● Exercise brief: Of all the lines here, how many include the string "difference"? Answer with the number only.

━━━ The input

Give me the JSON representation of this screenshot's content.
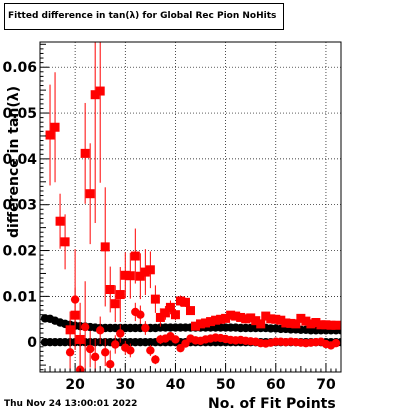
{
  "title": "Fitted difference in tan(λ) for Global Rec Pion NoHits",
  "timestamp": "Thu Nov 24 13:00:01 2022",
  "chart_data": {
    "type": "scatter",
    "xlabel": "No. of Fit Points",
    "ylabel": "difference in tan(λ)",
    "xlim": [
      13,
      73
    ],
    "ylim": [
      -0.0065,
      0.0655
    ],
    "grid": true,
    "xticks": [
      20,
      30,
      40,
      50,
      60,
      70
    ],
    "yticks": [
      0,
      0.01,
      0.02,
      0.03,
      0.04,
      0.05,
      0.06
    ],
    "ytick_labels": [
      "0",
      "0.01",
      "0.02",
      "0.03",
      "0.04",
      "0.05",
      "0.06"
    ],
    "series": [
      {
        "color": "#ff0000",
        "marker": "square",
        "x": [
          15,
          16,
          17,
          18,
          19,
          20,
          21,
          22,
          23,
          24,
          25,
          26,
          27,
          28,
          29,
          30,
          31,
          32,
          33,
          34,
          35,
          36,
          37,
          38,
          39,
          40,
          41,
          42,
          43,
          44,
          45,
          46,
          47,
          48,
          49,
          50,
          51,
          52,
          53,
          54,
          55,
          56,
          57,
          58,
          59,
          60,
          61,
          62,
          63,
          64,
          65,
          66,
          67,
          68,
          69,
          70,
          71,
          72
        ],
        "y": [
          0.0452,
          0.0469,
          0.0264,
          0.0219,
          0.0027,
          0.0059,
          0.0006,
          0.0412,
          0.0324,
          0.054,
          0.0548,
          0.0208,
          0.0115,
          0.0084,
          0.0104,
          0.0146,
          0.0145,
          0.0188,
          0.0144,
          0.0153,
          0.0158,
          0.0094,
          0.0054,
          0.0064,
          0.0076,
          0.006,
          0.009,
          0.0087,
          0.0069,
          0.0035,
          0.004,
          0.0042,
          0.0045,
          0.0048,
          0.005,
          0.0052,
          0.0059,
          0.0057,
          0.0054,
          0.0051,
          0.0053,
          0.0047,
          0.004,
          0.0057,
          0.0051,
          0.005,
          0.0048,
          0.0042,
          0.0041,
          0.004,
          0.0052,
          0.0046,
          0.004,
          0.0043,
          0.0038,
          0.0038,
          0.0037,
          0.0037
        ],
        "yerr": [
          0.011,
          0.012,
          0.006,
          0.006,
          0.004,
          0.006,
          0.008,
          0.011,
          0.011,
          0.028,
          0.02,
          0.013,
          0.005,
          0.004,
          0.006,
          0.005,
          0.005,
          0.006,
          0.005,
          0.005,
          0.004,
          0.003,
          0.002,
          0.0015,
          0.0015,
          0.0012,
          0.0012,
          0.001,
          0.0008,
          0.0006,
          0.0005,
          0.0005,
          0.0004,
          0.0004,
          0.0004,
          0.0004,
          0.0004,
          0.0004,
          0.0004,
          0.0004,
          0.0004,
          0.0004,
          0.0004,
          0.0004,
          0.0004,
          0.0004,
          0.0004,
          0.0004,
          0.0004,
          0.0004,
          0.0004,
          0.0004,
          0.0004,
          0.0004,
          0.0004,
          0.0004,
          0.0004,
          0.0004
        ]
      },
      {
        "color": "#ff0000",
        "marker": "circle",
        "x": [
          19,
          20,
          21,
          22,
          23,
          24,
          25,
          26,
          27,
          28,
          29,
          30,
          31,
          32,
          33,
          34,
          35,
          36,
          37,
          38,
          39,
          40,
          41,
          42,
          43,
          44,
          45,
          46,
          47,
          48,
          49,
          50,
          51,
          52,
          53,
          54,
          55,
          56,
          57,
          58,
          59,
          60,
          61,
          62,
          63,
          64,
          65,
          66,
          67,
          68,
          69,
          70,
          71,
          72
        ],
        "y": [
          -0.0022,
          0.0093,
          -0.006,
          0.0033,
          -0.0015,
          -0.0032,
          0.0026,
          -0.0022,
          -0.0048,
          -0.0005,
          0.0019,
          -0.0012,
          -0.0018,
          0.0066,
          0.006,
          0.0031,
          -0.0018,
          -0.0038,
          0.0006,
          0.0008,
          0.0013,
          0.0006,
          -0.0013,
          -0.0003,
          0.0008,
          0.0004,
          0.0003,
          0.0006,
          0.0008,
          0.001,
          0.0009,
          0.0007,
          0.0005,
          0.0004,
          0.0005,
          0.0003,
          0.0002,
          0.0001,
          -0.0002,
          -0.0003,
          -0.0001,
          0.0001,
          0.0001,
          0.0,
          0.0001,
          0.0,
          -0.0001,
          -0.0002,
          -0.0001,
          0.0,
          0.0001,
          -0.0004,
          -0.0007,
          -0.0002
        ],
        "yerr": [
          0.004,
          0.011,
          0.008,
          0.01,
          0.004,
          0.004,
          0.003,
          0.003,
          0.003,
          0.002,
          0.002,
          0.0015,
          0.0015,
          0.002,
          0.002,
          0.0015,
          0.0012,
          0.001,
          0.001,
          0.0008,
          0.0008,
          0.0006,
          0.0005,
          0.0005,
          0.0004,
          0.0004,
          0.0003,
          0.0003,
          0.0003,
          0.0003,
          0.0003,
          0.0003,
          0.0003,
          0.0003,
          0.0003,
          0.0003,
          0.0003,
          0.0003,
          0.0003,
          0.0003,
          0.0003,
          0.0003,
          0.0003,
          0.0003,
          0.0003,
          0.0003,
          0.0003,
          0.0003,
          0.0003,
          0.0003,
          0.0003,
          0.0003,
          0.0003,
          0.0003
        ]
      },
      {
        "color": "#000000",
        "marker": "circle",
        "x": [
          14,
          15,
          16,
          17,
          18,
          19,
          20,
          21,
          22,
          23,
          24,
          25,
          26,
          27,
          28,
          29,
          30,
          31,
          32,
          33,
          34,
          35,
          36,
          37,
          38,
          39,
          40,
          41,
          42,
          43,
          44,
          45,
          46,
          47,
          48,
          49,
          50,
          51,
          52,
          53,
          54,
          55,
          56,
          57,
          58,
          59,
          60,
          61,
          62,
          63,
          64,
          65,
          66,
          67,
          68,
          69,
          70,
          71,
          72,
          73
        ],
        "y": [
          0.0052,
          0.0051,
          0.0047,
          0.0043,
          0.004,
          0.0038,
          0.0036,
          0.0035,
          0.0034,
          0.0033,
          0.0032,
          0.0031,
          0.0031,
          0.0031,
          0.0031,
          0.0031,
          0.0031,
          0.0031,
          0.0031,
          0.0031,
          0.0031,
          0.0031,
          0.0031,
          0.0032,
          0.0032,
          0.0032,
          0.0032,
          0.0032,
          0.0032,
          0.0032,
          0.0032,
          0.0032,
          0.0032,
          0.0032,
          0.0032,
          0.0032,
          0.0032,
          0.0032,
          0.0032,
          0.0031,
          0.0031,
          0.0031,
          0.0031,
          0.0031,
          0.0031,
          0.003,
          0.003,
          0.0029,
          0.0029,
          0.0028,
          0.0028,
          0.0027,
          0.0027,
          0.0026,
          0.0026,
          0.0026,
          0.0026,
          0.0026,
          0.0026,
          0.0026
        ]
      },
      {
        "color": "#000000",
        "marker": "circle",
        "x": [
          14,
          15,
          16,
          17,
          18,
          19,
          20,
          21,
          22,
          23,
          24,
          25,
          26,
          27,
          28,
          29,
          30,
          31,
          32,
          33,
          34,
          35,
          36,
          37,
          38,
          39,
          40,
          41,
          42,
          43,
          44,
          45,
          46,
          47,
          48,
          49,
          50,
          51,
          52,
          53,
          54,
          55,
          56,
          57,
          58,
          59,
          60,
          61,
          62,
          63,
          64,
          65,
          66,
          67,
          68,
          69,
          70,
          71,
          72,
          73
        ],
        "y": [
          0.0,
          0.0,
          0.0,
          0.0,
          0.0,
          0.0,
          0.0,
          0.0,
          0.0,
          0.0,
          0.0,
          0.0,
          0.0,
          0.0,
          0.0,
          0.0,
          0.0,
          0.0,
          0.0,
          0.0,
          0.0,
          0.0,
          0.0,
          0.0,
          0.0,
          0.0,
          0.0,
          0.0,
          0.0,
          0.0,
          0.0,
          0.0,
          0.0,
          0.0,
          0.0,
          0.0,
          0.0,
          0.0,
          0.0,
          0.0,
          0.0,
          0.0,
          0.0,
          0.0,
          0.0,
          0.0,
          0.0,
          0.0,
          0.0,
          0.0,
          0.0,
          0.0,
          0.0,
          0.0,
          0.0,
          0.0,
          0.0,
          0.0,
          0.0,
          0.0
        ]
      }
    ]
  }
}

━━━━━━

● Task answer: 2